— begin —

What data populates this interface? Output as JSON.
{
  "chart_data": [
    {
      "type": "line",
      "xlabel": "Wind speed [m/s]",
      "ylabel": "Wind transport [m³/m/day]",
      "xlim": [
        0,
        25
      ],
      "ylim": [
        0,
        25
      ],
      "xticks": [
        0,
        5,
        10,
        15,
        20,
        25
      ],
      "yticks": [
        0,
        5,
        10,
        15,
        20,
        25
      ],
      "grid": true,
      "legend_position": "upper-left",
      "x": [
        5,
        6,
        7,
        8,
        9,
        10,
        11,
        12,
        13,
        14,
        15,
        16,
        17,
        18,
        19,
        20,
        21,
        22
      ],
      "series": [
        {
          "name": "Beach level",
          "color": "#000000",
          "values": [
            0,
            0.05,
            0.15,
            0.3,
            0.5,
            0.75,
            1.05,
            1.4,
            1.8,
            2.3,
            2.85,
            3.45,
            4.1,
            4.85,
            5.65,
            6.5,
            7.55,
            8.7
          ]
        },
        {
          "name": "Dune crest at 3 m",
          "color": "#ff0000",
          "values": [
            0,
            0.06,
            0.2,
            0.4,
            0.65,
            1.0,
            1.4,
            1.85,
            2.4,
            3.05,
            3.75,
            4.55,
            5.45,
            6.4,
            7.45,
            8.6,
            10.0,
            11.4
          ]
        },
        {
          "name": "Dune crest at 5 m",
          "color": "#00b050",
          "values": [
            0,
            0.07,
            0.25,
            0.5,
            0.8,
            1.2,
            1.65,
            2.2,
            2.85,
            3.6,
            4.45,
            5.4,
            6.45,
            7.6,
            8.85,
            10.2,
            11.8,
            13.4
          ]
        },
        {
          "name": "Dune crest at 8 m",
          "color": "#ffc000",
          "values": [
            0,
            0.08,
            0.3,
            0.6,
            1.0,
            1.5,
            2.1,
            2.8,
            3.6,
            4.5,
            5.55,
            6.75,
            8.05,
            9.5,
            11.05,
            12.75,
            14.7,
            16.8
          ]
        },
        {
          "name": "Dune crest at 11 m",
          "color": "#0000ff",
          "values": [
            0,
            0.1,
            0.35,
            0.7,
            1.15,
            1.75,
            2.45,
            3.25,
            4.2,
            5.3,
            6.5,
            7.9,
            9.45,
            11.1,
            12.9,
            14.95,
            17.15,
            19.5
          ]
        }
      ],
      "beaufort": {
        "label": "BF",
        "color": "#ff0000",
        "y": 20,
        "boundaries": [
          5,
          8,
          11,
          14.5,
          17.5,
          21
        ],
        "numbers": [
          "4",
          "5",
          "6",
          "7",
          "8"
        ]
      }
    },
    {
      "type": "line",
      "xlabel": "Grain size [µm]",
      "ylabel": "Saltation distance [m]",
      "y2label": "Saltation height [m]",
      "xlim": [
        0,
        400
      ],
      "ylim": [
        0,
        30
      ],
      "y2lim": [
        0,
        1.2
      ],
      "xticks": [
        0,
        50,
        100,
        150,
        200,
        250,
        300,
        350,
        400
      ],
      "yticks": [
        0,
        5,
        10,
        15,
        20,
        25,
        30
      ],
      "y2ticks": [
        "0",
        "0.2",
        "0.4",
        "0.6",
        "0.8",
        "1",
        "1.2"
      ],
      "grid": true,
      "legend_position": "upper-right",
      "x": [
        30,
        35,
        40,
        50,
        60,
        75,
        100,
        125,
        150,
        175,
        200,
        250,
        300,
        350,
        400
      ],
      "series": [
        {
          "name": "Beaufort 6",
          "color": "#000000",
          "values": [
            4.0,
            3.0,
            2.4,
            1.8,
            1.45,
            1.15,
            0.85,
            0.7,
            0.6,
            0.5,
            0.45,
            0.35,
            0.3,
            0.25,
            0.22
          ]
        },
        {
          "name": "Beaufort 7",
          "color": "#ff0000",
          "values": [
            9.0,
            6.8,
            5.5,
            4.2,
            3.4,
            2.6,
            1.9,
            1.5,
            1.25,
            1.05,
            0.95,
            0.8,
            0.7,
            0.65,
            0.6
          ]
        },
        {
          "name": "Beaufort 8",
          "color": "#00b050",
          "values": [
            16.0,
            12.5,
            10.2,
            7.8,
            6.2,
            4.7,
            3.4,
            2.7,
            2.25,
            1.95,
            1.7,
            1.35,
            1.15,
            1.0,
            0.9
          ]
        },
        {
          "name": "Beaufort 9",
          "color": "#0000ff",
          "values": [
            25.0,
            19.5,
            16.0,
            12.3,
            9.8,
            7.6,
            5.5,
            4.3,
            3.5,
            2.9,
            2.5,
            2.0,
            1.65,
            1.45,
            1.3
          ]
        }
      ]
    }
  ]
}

— end —

:: Exercise aim ::
Find how many of the lines above have the word "Dune" in them. State only that number.

:: The completed task ::
4